Your task – The entries that follow should be written out exactly.

[Dataset rows about figures]
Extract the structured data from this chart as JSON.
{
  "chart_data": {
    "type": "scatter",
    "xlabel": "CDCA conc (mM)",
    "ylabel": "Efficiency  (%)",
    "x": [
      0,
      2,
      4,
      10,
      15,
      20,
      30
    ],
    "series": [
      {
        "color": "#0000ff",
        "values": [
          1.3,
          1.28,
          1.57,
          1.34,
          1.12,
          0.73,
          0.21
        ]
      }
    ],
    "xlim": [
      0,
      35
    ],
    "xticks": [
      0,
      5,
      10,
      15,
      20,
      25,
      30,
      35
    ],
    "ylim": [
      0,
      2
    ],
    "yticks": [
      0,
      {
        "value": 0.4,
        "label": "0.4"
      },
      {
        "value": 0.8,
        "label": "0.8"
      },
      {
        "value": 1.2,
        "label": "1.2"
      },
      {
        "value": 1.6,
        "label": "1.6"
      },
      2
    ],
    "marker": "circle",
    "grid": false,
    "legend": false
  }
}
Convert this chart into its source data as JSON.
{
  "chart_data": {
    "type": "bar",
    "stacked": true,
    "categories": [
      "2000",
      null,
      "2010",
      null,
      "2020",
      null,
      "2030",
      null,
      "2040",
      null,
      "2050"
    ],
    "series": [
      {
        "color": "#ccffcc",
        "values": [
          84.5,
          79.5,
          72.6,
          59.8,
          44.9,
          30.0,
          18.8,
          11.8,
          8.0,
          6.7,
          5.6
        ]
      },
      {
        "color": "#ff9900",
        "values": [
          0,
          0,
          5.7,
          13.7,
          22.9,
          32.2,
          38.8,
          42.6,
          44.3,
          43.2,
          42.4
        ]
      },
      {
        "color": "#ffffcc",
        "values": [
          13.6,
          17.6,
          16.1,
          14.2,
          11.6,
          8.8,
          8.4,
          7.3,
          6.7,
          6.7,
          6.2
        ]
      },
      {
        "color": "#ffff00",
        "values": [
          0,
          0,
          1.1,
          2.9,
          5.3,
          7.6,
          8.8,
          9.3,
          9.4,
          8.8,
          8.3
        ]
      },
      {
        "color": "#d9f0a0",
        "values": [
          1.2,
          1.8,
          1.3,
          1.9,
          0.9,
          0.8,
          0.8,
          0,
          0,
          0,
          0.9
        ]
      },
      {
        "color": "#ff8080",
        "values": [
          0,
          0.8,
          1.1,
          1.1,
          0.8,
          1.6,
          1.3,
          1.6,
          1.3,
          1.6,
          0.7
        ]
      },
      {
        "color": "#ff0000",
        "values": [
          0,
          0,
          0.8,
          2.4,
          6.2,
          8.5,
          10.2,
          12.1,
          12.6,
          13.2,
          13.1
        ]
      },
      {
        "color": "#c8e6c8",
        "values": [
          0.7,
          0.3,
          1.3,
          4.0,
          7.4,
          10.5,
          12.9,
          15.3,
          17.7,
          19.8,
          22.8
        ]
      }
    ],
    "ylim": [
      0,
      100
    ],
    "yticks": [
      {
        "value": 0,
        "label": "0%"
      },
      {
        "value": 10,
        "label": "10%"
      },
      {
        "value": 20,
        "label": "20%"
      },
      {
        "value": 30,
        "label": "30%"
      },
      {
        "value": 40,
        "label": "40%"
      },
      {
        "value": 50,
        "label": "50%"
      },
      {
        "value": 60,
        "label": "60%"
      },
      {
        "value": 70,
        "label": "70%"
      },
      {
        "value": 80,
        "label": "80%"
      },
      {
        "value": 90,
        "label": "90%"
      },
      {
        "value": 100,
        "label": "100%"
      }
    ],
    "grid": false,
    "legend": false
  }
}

The answer –
Extract the structured data from this chart as JSON.
{
  "chart_data": {
    "type": "scatter",
    "xlabel": "CDCA conc (mM)",
    "ylabel": "Efficiency  (%)",
    "x": [
      0,
      2,
      4,
      10,
      15,
      20,
      30
    ],
    "series": [
      {
        "color": "#0000ff",
        "values": [
          1.3,
          1.28,
          1.57,
          1.34,
          1.12,
          0.73,
          0.21
        ]
      }
    ],
    "xlim": [
      0,
      35
    ],
    "xticks": [
      0,
      5,
      10,
      15,
      20,
      25,
      30,
      35
    ],
    "ylim": [
      0,
      2
    ],
    "yticks": [
      0,
      {
        "value": 0.4,
        "label": "0.4"
      },
      {
        "value": 0.8,
        "label": "0.8"
      },
      {
        "value": 1.2,
        "label": "1.2"
      },
      {
        "value": 1.6,
        "label": "1.6"
      },
      2
    ],
    "marker": "circle",
    "grid": false,
    "legend": false
  }
}
Convert this chart into its source data as JSON.
{
  "chart_data": {
    "type": "bar",
    "stacked": true,
    "categories": [
      "2000",
      null,
      "2010",
      null,
      "2020",
      null,
      "2030",
      null,
      "2040",
      null,
      "2050"
    ],
    "series": [
      {
        "color": "#ccffcc",
        "values": [
          84.5,
          79.5,
          72.6,
          59.8,
          44.9,
          30.0,
          18.8,
          11.8,
          8.0,
          6.7,
          5.6
        ]
      },
      {
        "color": "#ff9900",
        "values": [
          0,
          0,
          5.7,
          13.7,
          22.9,
          32.2,
          38.8,
          42.6,
          44.3,
          43.2,
          42.4
        ]
      },
      {
        "color": "#ffffcc",
        "values": [
          13.6,
          17.6,
          16.1,
          14.2,
          11.6,
          8.8,
          8.4,
          7.3,
          6.7,
          6.7,
          6.2
        ]
      },
      {
        "color": "#ffff00",
        "values": [
          0,
          0,
          1.1,
          2.9,
          5.3,
          7.6,
          8.8,
          9.3,
          9.4,
          8.8,
          8.3
        ]
      },
      {
        "color": "#d9f0a0",
        "values": [
          1.2,
          1.8,
          1.3,
          1.9,
          0.9,
          0.8,
          0.8,
          0,
          0,
          0,
          0.9
        ]
      },
      {
        "color": "#ff8080",
        "values": [
          0,
          0.8,
          1.1,
          1.1,
          0.8,
          1.6,
          1.3,
          1.6,
          1.3,
          1.6,
          0.7
        ]
      },
      {
        "color": "#ff0000",
        "values": [
          0,
          0,
          0.8,
          2.4,
          6.2,
          8.5,
          10.2,
          12.1,
          12.6,
          13.2,
          13.1
        ]
      },
      {
        "color": "#c8e6c8",
        "values": [
          0.7,
          0.3,
          1.3,
          4.0,
          7.4,
          10.5,
          12.9,
          15.3,
          17.7,
          19.8,
          22.8
        ]
      }
    ],
    "ylim": [
      0,
      100
    ],
    "yticks": [
      {
        "value": 0,
        "label": "0%"
      },
      {
        "value": 10,
        "label": "10%"
      },
      {
        "value": 20,
        "label": "20%"
      },
      {
        "value": 30,
        "label": "30%"
      },
      {
        "value": 40,
        "label": "40%"
      },
      {
        "value": 50,
        "label": "50%"
      },
      {
        "value": 60,
        "label": "60%"
      },
      {
        "value": 70,
        "label": "70%"
      },
      {
        "value": 80,
        "label": "80%"
      },
      {
        "value": 90,
        "label": "90%"
      },
      {
        "value": 100,
        "label": "100%"
      }
    ],
    "grid": false,
    "legend": false
  }
}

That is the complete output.